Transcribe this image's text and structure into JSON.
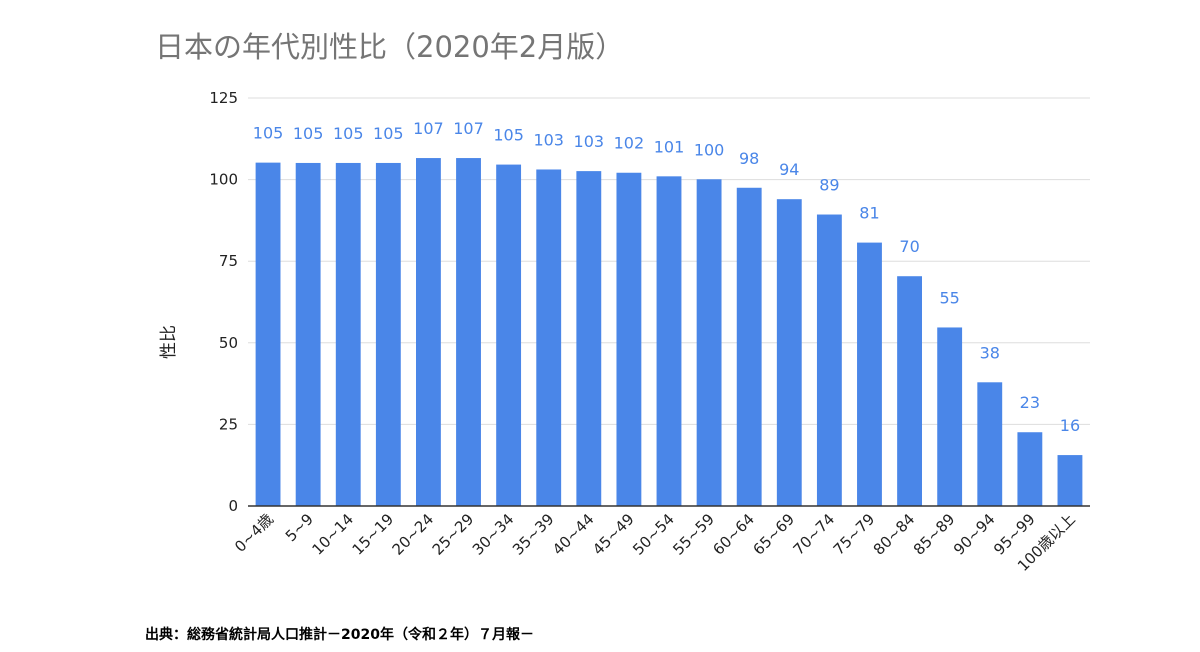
{
  "chart_data": {
    "type": "bar",
    "title": "日本の年代別性比（2020年2月版）",
    "xlabel": "",
    "ylabel": "性比",
    "ylim": [
      0,
      125
    ],
    "yticks": [
      0,
      25,
      50,
      75,
      100,
      125
    ],
    "grid": true,
    "categories": [
      "0~4歳",
      "5~9",
      "10~14",
      "15~19",
      "20~24",
      "25~29",
      "30~34",
      "35~39",
      "40~44",
      "45~49",
      "50~54",
      "55~59",
      "60~64",
      "65~69",
      "70~74",
      "75~79",
      "80~84",
      "85~89",
      "90~94",
      "95~99",
      "100歳以上"
    ],
    "values": [
      105.2,
      105.1,
      105.1,
      105.1,
      106.6,
      106.6,
      104.6,
      103.1,
      102.6,
      102.1,
      101.0,
      100.1,
      97.5,
      94.0,
      89.3,
      80.7,
      70.4,
      54.7,
      37.9,
      22.6,
      15.6
    ],
    "data_labels": [
      "105",
      "105",
      "105",
      "105",
      "107",
      "107",
      "105",
      "103",
      "103",
      "102",
      "101",
      "100",
      "98",
      "94",
      "89",
      "81",
      "70",
      "55",
      "38",
      "23",
      "16"
    ],
    "bar_color": "#4a86e8",
    "label_color": "#4a86e8",
    "grid_color": "#dddddd",
    "axis_color": "#333333"
  },
  "source": "出典：総務省統計局人口推計－2020年（令和２年）７月報－"
}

══════

Your job is to transcribe the entries above exactly; skip the pictures.

— Written response —
Transcribe this image's text and structure into JSON.
{
  "chart_data": {
    "type": "bar",
    "title": "日本の年代別性比（2020年2月版）",
    "xlabel": "",
    "ylabel": "性比",
    "ylim": [
      0,
      125
    ],
    "yticks": [
      0,
      25,
      50,
      75,
      100,
      125
    ],
    "grid": true,
    "categories": [
      "0~4歳",
      "5~9",
      "10~14",
      "15~19",
      "20~24",
      "25~29",
      "30~34",
      "35~39",
      "40~44",
      "45~49",
      "50~54",
      "55~59",
      "60~64",
      "65~69",
      "70~74",
      "75~79",
      "80~84",
      "85~89",
      "90~94",
      "95~99",
      "100歳以上"
    ],
    "values": [
      105.2,
      105.1,
      105.1,
      105.1,
      106.6,
      106.6,
      104.6,
      103.1,
      102.6,
      102.1,
      101.0,
      100.1,
      97.5,
      94.0,
      89.3,
      80.7,
      70.4,
      54.7,
      37.9,
      22.6,
      15.6
    ],
    "data_labels": [
      "105",
      "105",
      "105",
      "105",
      "107",
      "107",
      "105",
      "103",
      "103",
      "102",
      "101",
      "100",
      "98",
      "94",
      "89",
      "81",
      "70",
      "55",
      "38",
      "23",
      "16"
    ],
    "bar_color": "#4a86e8",
    "label_color": "#4a86e8",
    "grid_color": "#dddddd",
    "axis_color": "#333333"
  },
  "source": "出典：総務省統計局人口推計－2020年（令和２年）７月報－"
}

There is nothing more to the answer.